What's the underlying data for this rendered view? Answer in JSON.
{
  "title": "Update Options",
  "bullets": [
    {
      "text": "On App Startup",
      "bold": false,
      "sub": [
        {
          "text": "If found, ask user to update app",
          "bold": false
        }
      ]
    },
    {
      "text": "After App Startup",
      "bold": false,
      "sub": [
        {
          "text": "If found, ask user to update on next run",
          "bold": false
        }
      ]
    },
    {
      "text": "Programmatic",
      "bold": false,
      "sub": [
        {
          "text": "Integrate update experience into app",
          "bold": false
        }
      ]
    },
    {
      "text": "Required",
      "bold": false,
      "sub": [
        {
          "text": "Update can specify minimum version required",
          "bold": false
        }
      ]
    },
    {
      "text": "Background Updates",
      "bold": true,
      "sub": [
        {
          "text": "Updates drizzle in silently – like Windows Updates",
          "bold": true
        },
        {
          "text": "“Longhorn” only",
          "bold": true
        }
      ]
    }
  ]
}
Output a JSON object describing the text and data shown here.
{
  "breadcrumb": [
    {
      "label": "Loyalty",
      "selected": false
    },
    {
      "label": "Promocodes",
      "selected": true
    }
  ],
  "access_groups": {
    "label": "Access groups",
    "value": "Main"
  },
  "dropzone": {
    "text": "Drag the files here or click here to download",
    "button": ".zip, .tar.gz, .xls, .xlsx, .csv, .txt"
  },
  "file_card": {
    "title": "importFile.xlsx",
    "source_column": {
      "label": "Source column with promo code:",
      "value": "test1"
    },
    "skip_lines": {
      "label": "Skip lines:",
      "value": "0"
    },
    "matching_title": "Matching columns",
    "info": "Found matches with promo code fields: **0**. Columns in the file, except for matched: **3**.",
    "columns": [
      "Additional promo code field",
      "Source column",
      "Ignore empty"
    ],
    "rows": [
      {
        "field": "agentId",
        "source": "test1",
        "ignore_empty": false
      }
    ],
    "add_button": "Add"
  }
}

= Written instruction =
Please return the data above exactly as given.

= Correct result =
What's the underlying data for this rendered view? Answer in JSON.
{
  "title": "Update Options",
  "bullets": [
    {
      "text": "On App Startup",
      "bold": false,
      "sub": [
        {
          "text": "If found, ask user to update app",
          "bold": false
        }
      ]
    },
    {
      "text": "After App Startup",
      "bold": false,
      "sub": [
        {
          "text": "If found, ask user to update on next run",
          "bold": false
        }
      ]
    },
    {
      "text": "Programmatic",
      "bold": false,
      "sub": [
        {
          "text": "Integrate update experience into app",
          "bold": false
        }
      ]
    },
    {
      "text": "Required",
      "bold": false,
      "sub": [
        {
          "text": "Update can specify minimum version required",
          "bold": false
        }
      ]
    },
    {
      "text": "Background Updates",
      "bold": true,
      "sub": [
        {
          "text": "Updates drizzle in silently – like Windows Updates",
          "bold": true
        },
        {
          "text": "“Longhorn” only",
          "bold": true
        }
      ]
    }
  ]
}
Output a JSON object describing the text and data shown here.
{
  "breadcrumb": [
    {
      "label": "Loyalty",
      "selected": false
    },
    {
      "label": "Promocodes",
      "selected": true
    }
  ],
  "access_groups": {
    "label": "Access groups",
    "value": "Main"
  },
  "dropzone": {
    "text": "Drag the files here or click here to download",
    "button": ".zip, .tar.gz, .xls, .xlsx, .csv, .txt"
  },
  "file_card": {
    "title": "importFile.xlsx",
    "source_column": {
      "label": "Source column with promo code:",
      "value": "test1"
    },
    "skip_lines": {
      "label": "Skip lines:",
      "value": "0"
    },
    "matching_title": "Matching columns",
    "info": "Found matches with promo code fields: **0**. Columns in the file, except for matched: **3**.",
    "columns": [
      "Additional promo code field",
      "Source column",
      "Ignore empty"
    ],
    "rows": [
      {
        "field": "agentId",
        "source": "test1",
        "ignore_empty": false
      }
    ],
    "add_button": "Add"
  }
}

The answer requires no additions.